> [WHAT YOU WILL DO]: Go through the entries below and work out how many lines include "isimli". Answer with the number only.

> [DATASET RECORDS]:

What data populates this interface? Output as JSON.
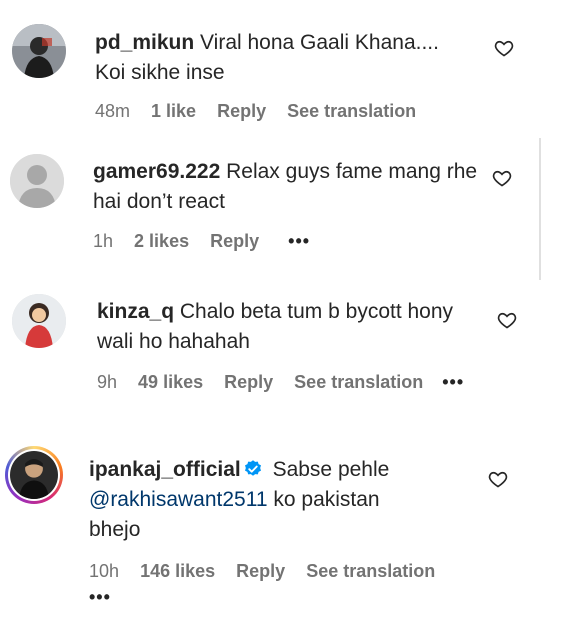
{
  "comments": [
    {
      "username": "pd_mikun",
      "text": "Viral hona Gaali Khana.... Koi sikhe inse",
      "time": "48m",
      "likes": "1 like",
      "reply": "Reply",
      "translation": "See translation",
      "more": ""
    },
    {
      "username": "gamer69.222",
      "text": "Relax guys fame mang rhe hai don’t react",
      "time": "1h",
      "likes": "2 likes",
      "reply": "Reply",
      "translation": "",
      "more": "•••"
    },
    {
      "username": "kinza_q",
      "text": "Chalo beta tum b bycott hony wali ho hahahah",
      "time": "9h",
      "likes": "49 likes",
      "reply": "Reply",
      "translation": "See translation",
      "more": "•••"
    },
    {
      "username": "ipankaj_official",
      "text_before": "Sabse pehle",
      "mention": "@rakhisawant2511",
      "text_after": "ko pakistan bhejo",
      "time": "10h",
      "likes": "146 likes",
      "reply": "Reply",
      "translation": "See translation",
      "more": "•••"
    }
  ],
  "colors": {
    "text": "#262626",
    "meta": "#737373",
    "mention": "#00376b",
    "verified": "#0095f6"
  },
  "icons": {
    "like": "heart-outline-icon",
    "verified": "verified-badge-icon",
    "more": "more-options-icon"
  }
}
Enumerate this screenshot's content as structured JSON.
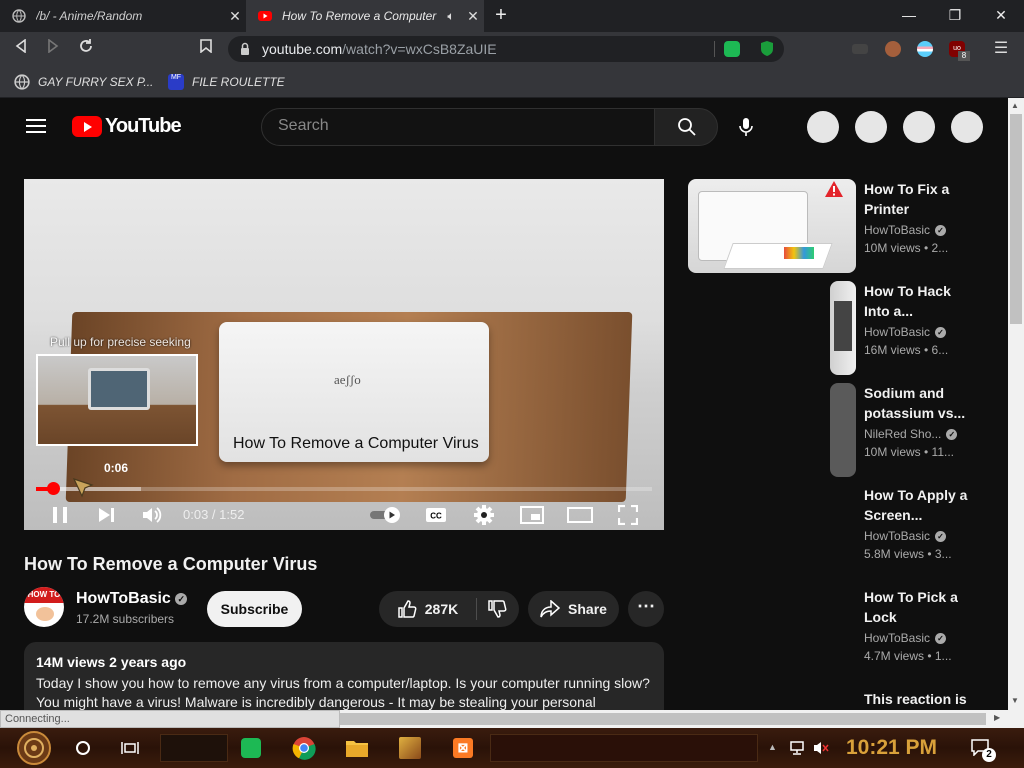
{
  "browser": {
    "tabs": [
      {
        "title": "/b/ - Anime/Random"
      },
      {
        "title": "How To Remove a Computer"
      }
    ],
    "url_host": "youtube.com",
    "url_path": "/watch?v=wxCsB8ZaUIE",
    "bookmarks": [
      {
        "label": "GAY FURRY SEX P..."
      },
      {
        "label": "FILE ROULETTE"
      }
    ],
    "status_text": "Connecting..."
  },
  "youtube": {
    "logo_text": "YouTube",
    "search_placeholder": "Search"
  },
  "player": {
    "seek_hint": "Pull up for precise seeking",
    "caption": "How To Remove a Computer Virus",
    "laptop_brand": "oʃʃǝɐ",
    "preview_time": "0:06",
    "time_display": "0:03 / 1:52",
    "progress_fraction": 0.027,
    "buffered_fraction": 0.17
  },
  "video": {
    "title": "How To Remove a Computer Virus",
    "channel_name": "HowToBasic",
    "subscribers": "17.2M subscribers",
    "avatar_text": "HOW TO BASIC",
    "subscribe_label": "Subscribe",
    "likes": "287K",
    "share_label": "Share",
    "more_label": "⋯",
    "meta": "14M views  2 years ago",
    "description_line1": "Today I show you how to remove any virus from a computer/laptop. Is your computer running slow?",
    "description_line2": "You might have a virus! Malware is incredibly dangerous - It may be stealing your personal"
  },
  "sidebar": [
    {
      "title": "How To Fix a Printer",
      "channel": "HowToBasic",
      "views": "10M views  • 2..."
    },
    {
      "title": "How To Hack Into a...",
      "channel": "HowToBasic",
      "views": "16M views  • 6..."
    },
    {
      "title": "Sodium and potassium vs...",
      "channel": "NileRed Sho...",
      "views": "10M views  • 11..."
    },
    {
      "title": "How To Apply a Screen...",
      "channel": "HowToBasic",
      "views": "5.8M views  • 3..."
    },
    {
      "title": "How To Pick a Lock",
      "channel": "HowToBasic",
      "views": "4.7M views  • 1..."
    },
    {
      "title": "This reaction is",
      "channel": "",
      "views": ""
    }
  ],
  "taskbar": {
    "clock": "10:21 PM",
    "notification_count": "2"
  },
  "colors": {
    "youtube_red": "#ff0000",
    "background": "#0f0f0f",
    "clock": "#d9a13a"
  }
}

==

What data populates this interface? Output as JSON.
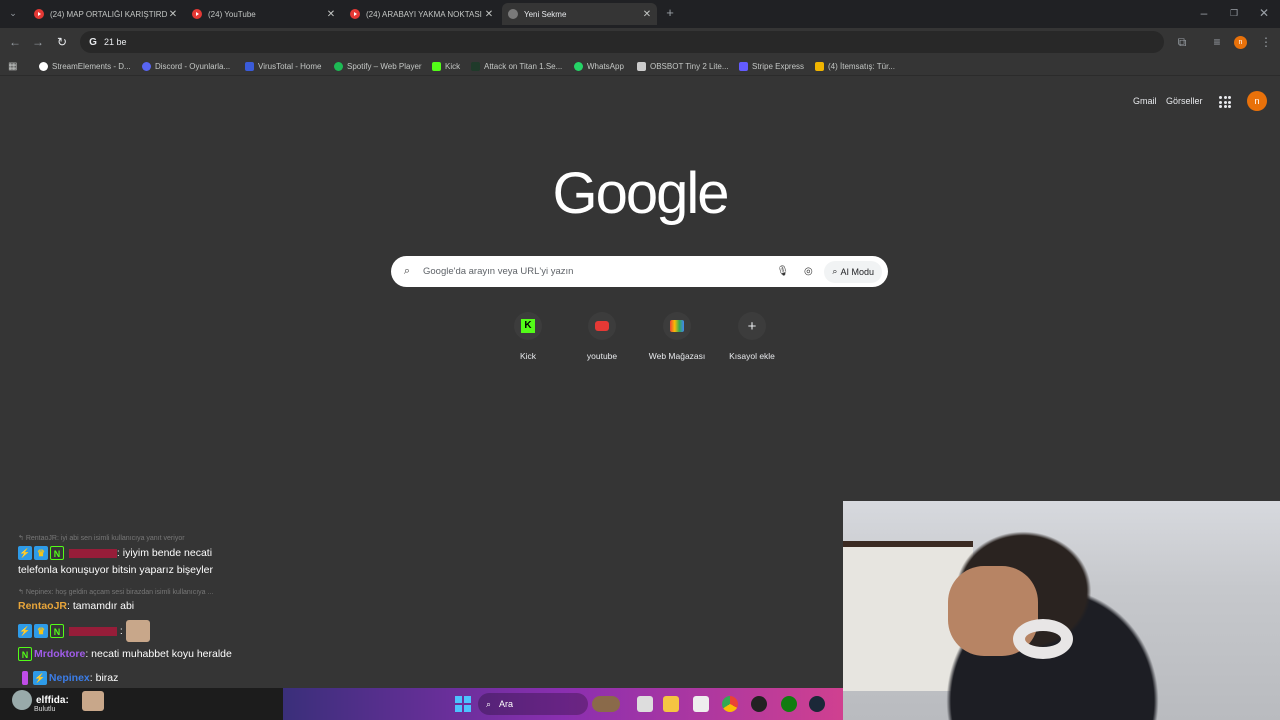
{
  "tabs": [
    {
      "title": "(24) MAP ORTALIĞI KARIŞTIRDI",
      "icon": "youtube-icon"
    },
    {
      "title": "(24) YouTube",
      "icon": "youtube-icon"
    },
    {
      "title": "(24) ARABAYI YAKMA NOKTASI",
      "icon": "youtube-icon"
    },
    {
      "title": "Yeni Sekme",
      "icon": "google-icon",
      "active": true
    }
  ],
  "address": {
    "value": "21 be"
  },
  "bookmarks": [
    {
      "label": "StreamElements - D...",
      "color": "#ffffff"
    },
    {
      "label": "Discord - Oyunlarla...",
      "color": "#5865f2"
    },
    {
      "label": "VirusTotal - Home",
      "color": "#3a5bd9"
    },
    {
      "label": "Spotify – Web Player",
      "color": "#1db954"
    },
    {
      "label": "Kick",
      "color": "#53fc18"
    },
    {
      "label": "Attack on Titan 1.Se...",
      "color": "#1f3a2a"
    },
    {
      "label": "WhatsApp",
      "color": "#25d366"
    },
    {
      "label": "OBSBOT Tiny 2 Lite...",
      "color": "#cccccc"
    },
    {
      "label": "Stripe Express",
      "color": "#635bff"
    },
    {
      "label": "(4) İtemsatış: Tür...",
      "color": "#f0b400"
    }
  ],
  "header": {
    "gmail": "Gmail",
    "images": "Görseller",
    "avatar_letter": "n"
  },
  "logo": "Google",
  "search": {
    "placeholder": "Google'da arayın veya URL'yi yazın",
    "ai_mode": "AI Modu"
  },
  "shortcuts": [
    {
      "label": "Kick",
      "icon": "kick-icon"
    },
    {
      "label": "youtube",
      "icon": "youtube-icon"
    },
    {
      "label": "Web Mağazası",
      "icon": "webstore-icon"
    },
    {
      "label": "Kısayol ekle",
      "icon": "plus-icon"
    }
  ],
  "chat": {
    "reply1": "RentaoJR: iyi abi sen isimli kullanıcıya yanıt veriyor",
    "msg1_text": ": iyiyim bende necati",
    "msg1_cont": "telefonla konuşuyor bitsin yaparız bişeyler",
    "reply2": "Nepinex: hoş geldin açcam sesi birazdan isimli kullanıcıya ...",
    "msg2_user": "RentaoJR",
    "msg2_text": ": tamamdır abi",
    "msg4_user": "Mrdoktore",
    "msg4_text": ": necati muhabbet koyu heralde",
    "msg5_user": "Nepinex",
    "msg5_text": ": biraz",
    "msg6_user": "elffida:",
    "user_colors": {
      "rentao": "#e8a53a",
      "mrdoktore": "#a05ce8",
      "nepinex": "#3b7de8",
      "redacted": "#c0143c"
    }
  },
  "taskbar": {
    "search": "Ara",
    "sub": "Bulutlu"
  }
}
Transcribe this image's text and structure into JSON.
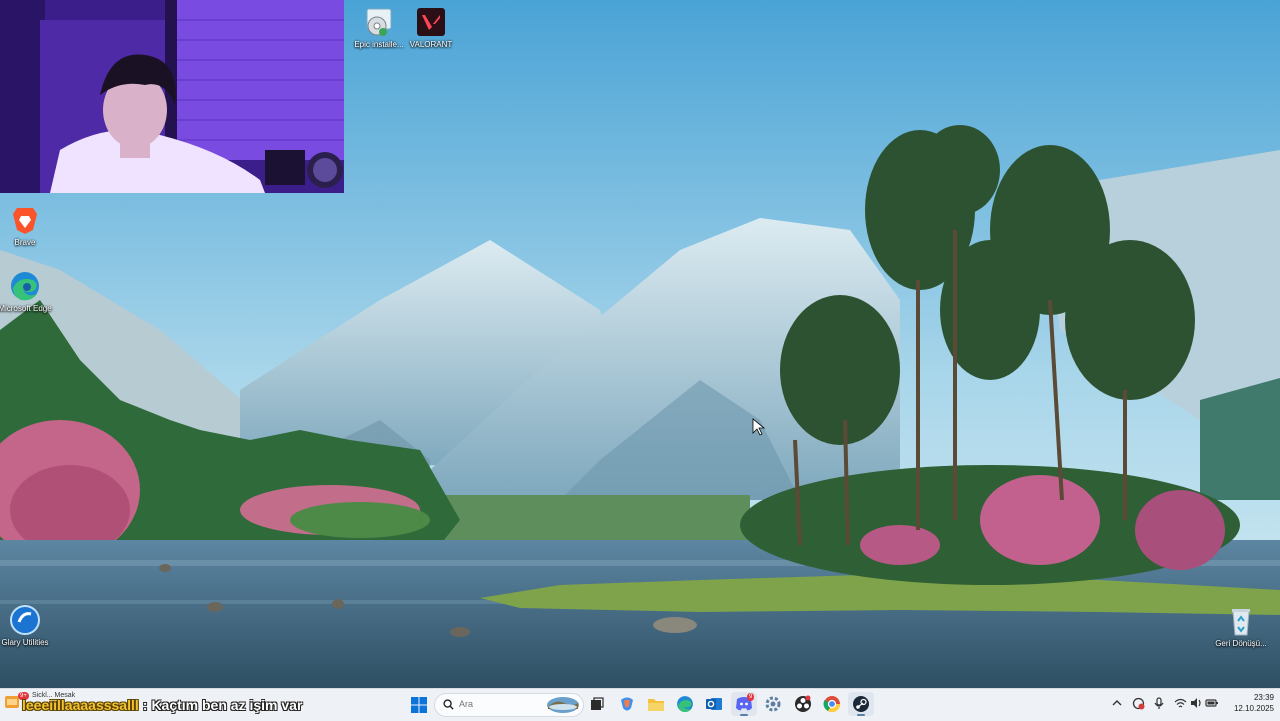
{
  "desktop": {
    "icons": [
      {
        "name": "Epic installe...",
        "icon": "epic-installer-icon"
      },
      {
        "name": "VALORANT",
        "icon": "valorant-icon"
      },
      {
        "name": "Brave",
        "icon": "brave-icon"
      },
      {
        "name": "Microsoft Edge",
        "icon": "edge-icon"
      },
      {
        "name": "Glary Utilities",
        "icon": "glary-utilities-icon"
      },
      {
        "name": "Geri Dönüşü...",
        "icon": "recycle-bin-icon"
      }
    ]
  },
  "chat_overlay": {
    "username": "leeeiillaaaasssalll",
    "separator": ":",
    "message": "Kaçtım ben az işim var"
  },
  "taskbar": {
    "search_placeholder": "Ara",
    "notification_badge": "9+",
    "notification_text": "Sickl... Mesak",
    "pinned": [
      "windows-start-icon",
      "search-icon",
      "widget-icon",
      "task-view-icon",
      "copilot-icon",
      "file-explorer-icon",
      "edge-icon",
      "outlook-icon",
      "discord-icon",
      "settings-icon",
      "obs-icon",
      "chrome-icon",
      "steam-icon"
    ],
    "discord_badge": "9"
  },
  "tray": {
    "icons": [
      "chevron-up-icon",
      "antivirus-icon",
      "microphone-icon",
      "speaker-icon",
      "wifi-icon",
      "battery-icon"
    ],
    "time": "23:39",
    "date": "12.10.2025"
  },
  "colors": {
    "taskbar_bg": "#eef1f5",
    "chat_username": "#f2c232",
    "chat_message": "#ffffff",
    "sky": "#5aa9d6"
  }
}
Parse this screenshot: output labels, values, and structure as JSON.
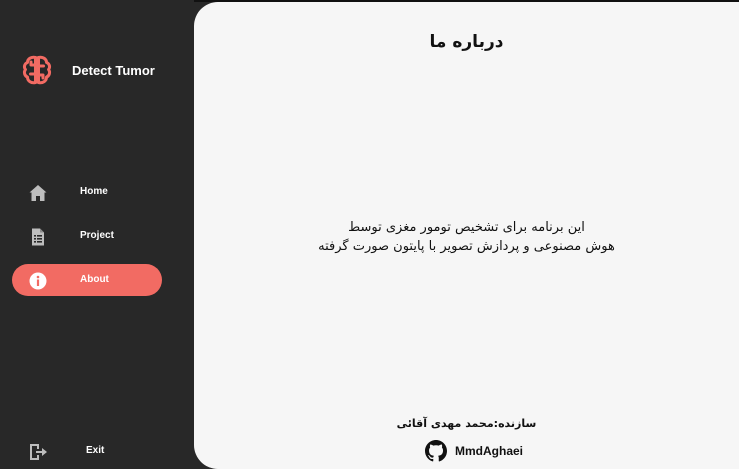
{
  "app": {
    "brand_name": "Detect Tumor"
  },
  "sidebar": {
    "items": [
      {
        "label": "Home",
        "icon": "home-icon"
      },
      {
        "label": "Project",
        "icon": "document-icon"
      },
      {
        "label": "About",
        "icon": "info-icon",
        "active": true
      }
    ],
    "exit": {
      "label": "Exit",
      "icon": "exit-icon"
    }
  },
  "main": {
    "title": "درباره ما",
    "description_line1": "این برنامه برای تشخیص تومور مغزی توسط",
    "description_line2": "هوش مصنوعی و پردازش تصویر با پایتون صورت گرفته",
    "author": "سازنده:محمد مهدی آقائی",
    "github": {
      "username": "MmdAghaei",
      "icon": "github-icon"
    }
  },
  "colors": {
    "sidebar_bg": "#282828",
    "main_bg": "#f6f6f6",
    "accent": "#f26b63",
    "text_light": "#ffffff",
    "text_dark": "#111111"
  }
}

> [EXPECTED ANSWER]: 2